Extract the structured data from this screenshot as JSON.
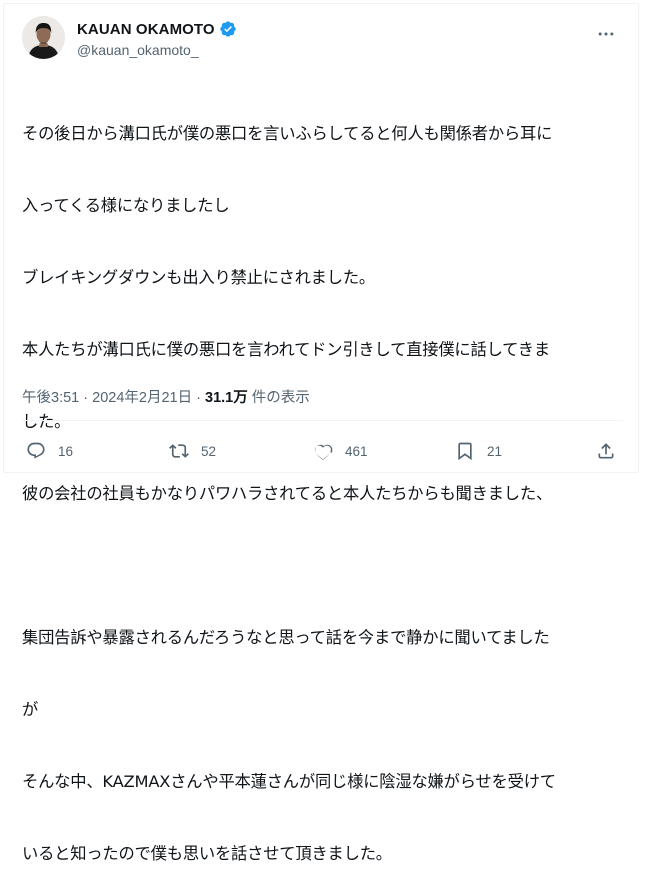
{
  "author": {
    "display_name": "KAUAN OKAMOTO",
    "handle": "@kauan_okamoto_",
    "verified_icon": "verified-badge-icon",
    "more_icon": "more-options-icon"
  },
  "post": {
    "lines": [
      "その後日から溝口氏が僕の悪口を言いふらしてると何人も関係者から耳に",
      "入ってくる様になりましたし",
      "ブレイキングダウンも出入り禁止にされました。",
      "本人たちが溝口氏に僕の悪口を言われてドン引きして直接僕に話してきま",
      "した。",
      "彼の会社の社員もかなりパワハラされてると本人たちからも聞きました、",
      "",
      "集団告訴や暴露されるんだろうなと思って話を今まで静かに聞いてました",
      "が",
      "そんな中、KAZMAXさんや平本蓮さんが同じ様に陰湿な嫌がらせを受けて",
      "いると知ったので僕も思いを話させて頂きました。"
    ],
    "time": "午後3:51",
    "separator": "·",
    "date": "2024年2月21日",
    "views_count": "31.1万",
    "views_label": "件の表示"
  },
  "actions": {
    "replies": "16",
    "reposts": "52",
    "likes": "461",
    "bookmarks": "21"
  },
  "colors": {
    "text": "#0f1419",
    "secondary": "#536471",
    "verified": "#1d9bf0",
    "border": "#eff3f4"
  }
}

◆ ◆ ◆ ◆ ◆ ◆ ◆

-- PROBLEM STATEMENT --
Transcribe all entries above exactly. Drop the pictures.

-- WORKED SOLUTION --
Extract the structured data from this screenshot as JSON.
{
  "author": {
    "display_name": "KAUAN OKAMOTO",
    "handle": "@kauan_okamoto_",
    "verified_icon": "verified-badge-icon",
    "more_icon": "more-options-icon"
  },
  "post": {
    "lines": [
      "その後日から溝口氏が僕の悪口を言いふらしてると何人も関係者から耳に",
      "入ってくる様になりましたし",
      "ブレイキングダウンも出入り禁止にされました。",
      "本人たちが溝口氏に僕の悪口を言われてドン引きして直接僕に話してきま",
      "した。",
      "彼の会社の社員もかなりパワハラされてると本人たちからも聞きました、",
      "",
      "集団告訴や暴露されるんだろうなと思って話を今まで静かに聞いてました",
      "が",
      "そんな中、KAZMAXさんや平本蓮さんが同じ様に陰湿な嫌がらせを受けて",
      "いると知ったので僕も思いを話させて頂きました。"
    ],
    "time": "午後3:51",
    "separator": "·",
    "date": "2024年2月21日",
    "views_count": "31.1万",
    "views_label": "件の表示"
  },
  "actions": {
    "replies": "16",
    "reposts": "52",
    "likes": "461",
    "bookmarks": "21"
  },
  "colors": {
    "text": "#0f1419",
    "secondary": "#536471",
    "verified": "#1d9bf0",
    "border": "#eff3f4"
  }
}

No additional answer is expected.